Set problem »
Restate the listing that follows word for word, without its pictures.

— BEGIN Data in this exercise —

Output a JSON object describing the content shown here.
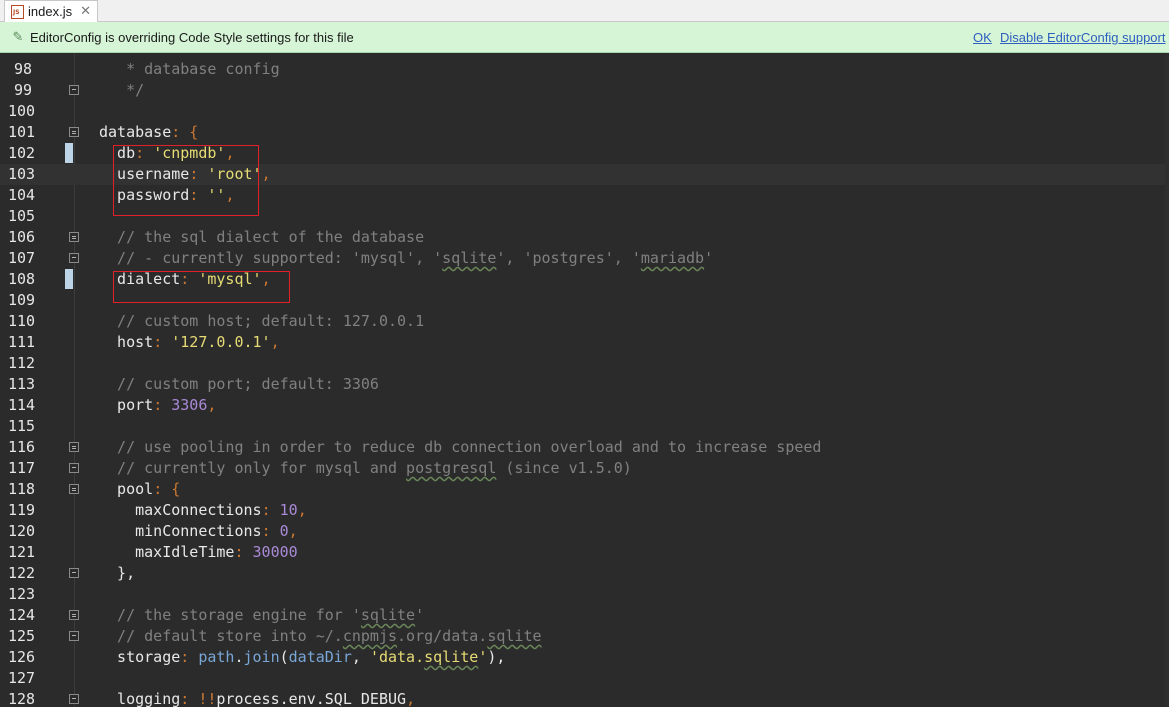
{
  "tab": {
    "label": "index.js",
    "close_glyph": "✕",
    "icon": "js-file-icon"
  },
  "banner": {
    "icon": "editorconfig-icon",
    "message": "EditorConfig is overriding Code Style settings for this file",
    "ok_label": "OK",
    "disable_label": "Disable EditorConfig support"
  },
  "editor": {
    "lines": [
      {
        "num": "98",
        "tokens": [
          {
            "t": "   * database config",
            "c": "comment"
          }
        ]
      },
      {
        "num": "99",
        "tokens": [
          {
            "t": "   */",
            "c": "comment"
          }
        ]
      },
      {
        "num": "100",
        "tokens": []
      },
      {
        "num": "101",
        "tokens": [
          {
            "t": "database",
            "c": "key"
          },
          {
            "t": ": {",
            "c": "punct"
          }
        ]
      },
      {
        "num": "102",
        "tokens": [
          {
            "t": "  db",
            "c": "key"
          },
          {
            "t": ": ",
            "c": "punct"
          },
          {
            "t": "'cnpmdb'",
            "c": "str"
          },
          {
            "t": ",",
            "c": "punct"
          }
        ]
      },
      {
        "num": "103",
        "tokens": [
          {
            "t": "  username",
            "c": "key"
          },
          {
            "t": ": ",
            "c": "punct"
          },
          {
            "t": "'root'",
            "c": "str"
          },
          {
            "t": ",",
            "c": "punct"
          }
        ]
      },
      {
        "num": "104",
        "tokens": [
          {
            "t": "  password",
            "c": "key"
          },
          {
            "t": ": ",
            "c": "punct"
          },
          {
            "t": "''",
            "c": "str"
          },
          {
            "t": ",",
            "c": "punct"
          }
        ]
      },
      {
        "num": "105",
        "tokens": []
      },
      {
        "num": "106",
        "tokens": [
          {
            "t": "  // the sql dialect of the database",
            "c": "comment"
          }
        ]
      },
      {
        "num": "107",
        "tokens": [
          {
            "t": "  // - currently supported: 'mysql', '",
            "c": "comment"
          },
          {
            "t": "sqlite",
            "c": "comment",
            "squig": true
          },
          {
            "t": "', 'postgres', '",
            "c": "comment"
          },
          {
            "t": "mariadb",
            "c": "comment",
            "squig": true
          },
          {
            "t": "'",
            "c": "comment"
          }
        ]
      },
      {
        "num": "108",
        "tokens": [
          {
            "t": "  dialect",
            "c": "key"
          },
          {
            "t": ": ",
            "c": "punct"
          },
          {
            "t": "'mysql'",
            "c": "str"
          },
          {
            "t": ",",
            "c": "punct"
          }
        ]
      },
      {
        "num": "109",
        "tokens": []
      },
      {
        "num": "110",
        "tokens": [
          {
            "t": "  // custom host; default: 127.0.0.1",
            "c": "comment"
          }
        ]
      },
      {
        "num": "111",
        "tokens": [
          {
            "t": "  host",
            "c": "key"
          },
          {
            "t": ": ",
            "c": "punct"
          },
          {
            "t": "'127.0.0.1'",
            "c": "str"
          },
          {
            "t": ",",
            "c": "punct"
          }
        ]
      },
      {
        "num": "112",
        "tokens": []
      },
      {
        "num": "113",
        "tokens": [
          {
            "t": "  // custom port; default: 3306",
            "c": "comment"
          }
        ]
      },
      {
        "num": "114",
        "tokens": [
          {
            "t": "  port",
            "c": "key"
          },
          {
            "t": ": ",
            "c": "punct"
          },
          {
            "t": "3306",
            "c": "num"
          },
          {
            "t": ",",
            "c": "punct"
          }
        ]
      },
      {
        "num": "115",
        "tokens": []
      },
      {
        "num": "116",
        "tokens": [
          {
            "t": "  // use pooling in order to reduce db connection overload and to increase speed",
            "c": "comment"
          }
        ]
      },
      {
        "num": "117",
        "tokens": [
          {
            "t": "  // currently only for mysql and ",
            "c": "comment"
          },
          {
            "t": "postgresql",
            "c": "comment",
            "squig": true
          },
          {
            "t": " (since v1.5.0)",
            "c": "comment"
          }
        ]
      },
      {
        "num": "118",
        "tokens": [
          {
            "t": "  pool",
            "c": "key"
          },
          {
            "t": ": {",
            "c": "punct"
          }
        ]
      },
      {
        "num": "119",
        "tokens": [
          {
            "t": "    maxConnections",
            "c": "key"
          },
          {
            "t": ": ",
            "c": "punct"
          },
          {
            "t": "10",
            "c": "num"
          },
          {
            "t": ",",
            "c": "punct"
          }
        ]
      },
      {
        "num": "120",
        "tokens": [
          {
            "t": "    minConnections",
            "c": "key"
          },
          {
            "t": ": ",
            "c": "punct"
          },
          {
            "t": "0",
            "c": "num"
          },
          {
            "t": ",",
            "c": "punct"
          }
        ]
      },
      {
        "num": "121",
        "tokens": [
          {
            "t": "    maxIdleTime",
            "c": "key"
          },
          {
            "t": ": ",
            "c": "punct"
          },
          {
            "t": "30000",
            "c": "num"
          }
        ]
      },
      {
        "num": "122",
        "tokens": [
          {
            "t": "  },",
            "c": "plain"
          }
        ]
      },
      {
        "num": "123",
        "tokens": []
      },
      {
        "num": "124",
        "tokens": [
          {
            "t": "  // the storage engine for '",
            "c": "comment"
          },
          {
            "t": "sqlite",
            "c": "comment",
            "squig": true
          },
          {
            "t": "'",
            "c": "comment"
          }
        ]
      },
      {
        "num": "125",
        "tokens": [
          {
            "t": "  // default store into ~/.",
            "c": "comment"
          },
          {
            "t": "cnpmjs",
            "c": "comment",
            "squig": true
          },
          {
            "t": ".org/data.",
            "c": "comment"
          },
          {
            "t": "sqlite",
            "c": "comment",
            "squig": true
          }
        ]
      },
      {
        "num": "126",
        "tokens": [
          {
            "t": "  storage",
            "c": "key"
          },
          {
            "t": ": ",
            "c": "punct"
          },
          {
            "t": "path",
            "c": "fn"
          },
          {
            "t": ".",
            "c": "plain"
          },
          {
            "t": "join",
            "c": "fn"
          },
          {
            "t": "(",
            "c": "plain"
          },
          {
            "t": "dataDir",
            "c": "fn"
          },
          {
            "t": ", ",
            "c": "plain"
          },
          {
            "t": "'data.",
            "c": "str"
          },
          {
            "t": "sqlite",
            "c": "str",
            "squig": true
          },
          {
            "t": "'",
            "c": "str"
          },
          {
            "t": "),",
            "c": "plain"
          }
        ]
      },
      {
        "num": "127",
        "tokens": []
      },
      {
        "num": "128",
        "tokens": [
          {
            "t": "  logging",
            "c": "key"
          },
          {
            "t": ": ",
            "c": "punct"
          },
          {
            "t": "!!",
            "c": "punct"
          },
          {
            "t": "process.env.SQL_DEBUG",
            "c": "plain"
          },
          {
            "t": ",",
            "c": "punct"
          }
        ]
      }
    ],
    "current_line": "103",
    "changed_lines": [
      "102",
      "108"
    ],
    "fold_close_lines": [
      "99",
      "122",
      "125",
      "128"
    ],
    "fold_open_lines": [
      "101",
      "106",
      "116",
      "118",
      "124"
    ],
    "fold_mid_lines": [
      "107",
      "117"
    ]
  }
}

— END Data in this exercise —

Full answer »
Output a JSON object describing the content shown here.
{
  "tab": {
    "label": "index.js",
    "close_glyph": "✕",
    "icon": "js-file-icon"
  },
  "banner": {
    "icon": "editorconfig-icon",
    "message": "EditorConfig is overriding Code Style settings for this file",
    "ok_label": "OK",
    "disable_label": "Disable EditorConfig support"
  },
  "editor": {
    "lines": [
      {
        "num": "98",
        "tokens": [
          {
            "t": "   * database config",
            "c": "comment"
          }
        ]
      },
      {
        "num": "99",
        "tokens": [
          {
            "t": "   */",
            "c": "comment"
          }
        ]
      },
      {
        "num": "100",
        "tokens": []
      },
      {
        "num": "101",
        "tokens": [
          {
            "t": "database",
            "c": "key"
          },
          {
            "t": ": {",
            "c": "punct"
          }
        ]
      },
      {
        "num": "102",
        "tokens": [
          {
            "t": "  db",
            "c": "key"
          },
          {
            "t": ": ",
            "c": "punct"
          },
          {
            "t": "'cnpmdb'",
            "c": "str"
          },
          {
            "t": ",",
            "c": "punct"
          }
        ]
      },
      {
        "num": "103",
        "tokens": [
          {
            "t": "  username",
            "c": "key"
          },
          {
            "t": ": ",
            "c": "punct"
          },
          {
            "t": "'root'",
            "c": "str"
          },
          {
            "t": ",",
            "c": "punct"
          }
        ]
      },
      {
        "num": "104",
        "tokens": [
          {
            "t": "  password",
            "c": "key"
          },
          {
            "t": ": ",
            "c": "punct"
          },
          {
            "t": "''",
            "c": "str"
          },
          {
            "t": ",",
            "c": "punct"
          }
        ]
      },
      {
        "num": "105",
        "tokens": []
      },
      {
        "num": "106",
        "tokens": [
          {
            "t": "  // the sql dialect of the database",
            "c": "comment"
          }
        ]
      },
      {
        "num": "107",
        "tokens": [
          {
            "t": "  // - currently supported: 'mysql', '",
            "c": "comment"
          },
          {
            "t": "sqlite",
            "c": "comment",
            "squig": true
          },
          {
            "t": "', 'postgres', '",
            "c": "comment"
          },
          {
            "t": "mariadb",
            "c": "comment",
            "squig": true
          },
          {
            "t": "'",
            "c": "comment"
          }
        ]
      },
      {
        "num": "108",
        "tokens": [
          {
            "t": "  dialect",
            "c": "key"
          },
          {
            "t": ": ",
            "c": "punct"
          },
          {
            "t": "'mysql'",
            "c": "str"
          },
          {
            "t": ",",
            "c": "punct"
          }
        ]
      },
      {
        "num": "109",
        "tokens": []
      },
      {
        "num": "110",
        "tokens": [
          {
            "t": "  // custom host; default: 127.0.0.1",
            "c": "comment"
          }
        ]
      },
      {
        "num": "111",
        "tokens": [
          {
            "t": "  host",
            "c": "key"
          },
          {
            "t": ": ",
            "c": "punct"
          },
          {
            "t": "'127.0.0.1'",
            "c": "str"
          },
          {
            "t": ",",
            "c": "punct"
          }
        ]
      },
      {
        "num": "112",
        "tokens": []
      },
      {
        "num": "113",
        "tokens": [
          {
            "t": "  // custom port; default: 3306",
            "c": "comment"
          }
        ]
      },
      {
        "num": "114",
        "tokens": [
          {
            "t": "  port",
            "c": "key"
          },
          {
            "t": ": ",
            "c": "punct"
          },
          {
            "t": "3306",
            "c": "num"
          },
          {
            "t": ",",
            "c": "punct"
          }
        ]
      },
      {
        "num": "115",
        "tokens": []
      },
      {
        "num": "116",
        "tokens": [
          {
            "t": "  // use pooling in order to reduce db connection overload and to increase speed",
            "c": "comment"
          }
        ]
      },
      {
        "num": "117",
        "tokens": [
          {
            "t": "  // currently only for mysql and ",
            "c": "comment"
          },
          {
            "t": "postgresql",
            "c": "comment",
            "squig": true
          },
          {
            "t": " (since v1.5.0)",
            "c": "comment"
          }
        ]
      },
      {
        "num": "118",
        "tokens": [
          {
            "t": "  pool",
            "c": "key"
          },
          {
            "t": ": {",
            "c": "punct"
          }
        ]
      },
      {
        "num": "119",
        "tokens": [
          {
            "t": "    maxConnections",
            "c": "key"
          },
          {
            "t": ": ",
            "c": "punct"
          },
          {
            "t": "10",
            "c": "num"
          },
          {
            "t": ",",
            "c": "punct"
          }
        ]
      },
      {
        "num": "120",
        "tokens": [
          {
            "t": "    minConnections",
            "c": "key"
          },
          {
            "t": ": ",
            "c": "punct"
          },
          {
            "t": "0",
            "c": "num"
          },
          {
            "t": ",",
            "c": "punct"
          }
        ]
      },
      {
        "num": "121",
        "tokens": [
          {
            "t": "    maxIdleTime",
            "c": "key"
          },
          {
            "t": ": ",
            "c": "punct"
          },
          {
            "t": "30000",
            "c": "num"
          }
        ]
      },
      {
        "num": "122",
        "tokens": [
          {
            "t": "  },",
            "c": "plain"
          }
        ]
      },
      {
        "num": "123",
        "tokens": []
      },
      {
        "num": "124",
        "tokens": [
          {
            "t": "  // the storage engine for '",
            "c": "comment"
          },
          {
            "t": "sqlite",
            "c": "comment",
            "squig": true
          },
          {
            "t": "'",
            "c": "comment"
          }
        ]
      },
      {
        "num": "125",
        "tokens": [
          {
            "t": "  // default store into ~/.",
            "c": "comment"
          },
          {
            "t": "cnpmjs",
            "c": "comment",
            "squig": true
          },
          {
            "t": ".org/data.",
            "c": "comment"
          },
          {
            "t": "sqlite",
            "c": "comment",
            "squig": true
          }
        ]
      },
      {
        "num": "126",
        "tokens": [
          {
            "t": "  storage",
            "c": "key"
          },
          {
            "t": ": ",
            "c": "punct"
          },
          {
            "t": "path",
            "c": "fn"
          },
          {
            "t": ".",
            "c": "plain"
          },
          {
            "t": "join",
            "c": "fn"
          },
          {
            "t": "(",
            "c": "plain"
          },
          {
            "t": "dataDir",
            "c": "fn"
          },
          {
            "t": ", ",
            "c": "plain"
          },
          {
            "t": "'data.",
            "c": "str"
          },
          {
            "t": "sqlite",
            "c": "str",
            "squig": true
          },
          {
            "t": "'",
            "c": "str"
          },
          {
            "t": "),",
            "c": "plain"
          }
        ]
      },
      {
        "num": "127",
        "tokens": []
      },
      {
        "num": "128",
        "tokens": [
          {
            "t": "  logging",
            "c": "key"
          },
          {
            "t": ": ",
            "c": "punct"
          },
          {
            "t": "!!",
            "c": "punct"
          },
          {
            "t": "process.env.SQL_DEBUG",
            "c": "plain"
          },
          {
            "t": ",",
            "c": "punct"
          }
        ]
      }
    ],
    "current_line": "103",
    "changed_lines": [
      "102",
      "108"
    ],
    "fold_close_lines": [
      "99",
      "122",
      "125",
      "128"
    ],
    "fold_open_lines": [
      "101",
      "106",
      "116",
      "118",
      "124"
    ],
    "fold_mid_lines": [
      "107",
      "117"
    ]
  }
}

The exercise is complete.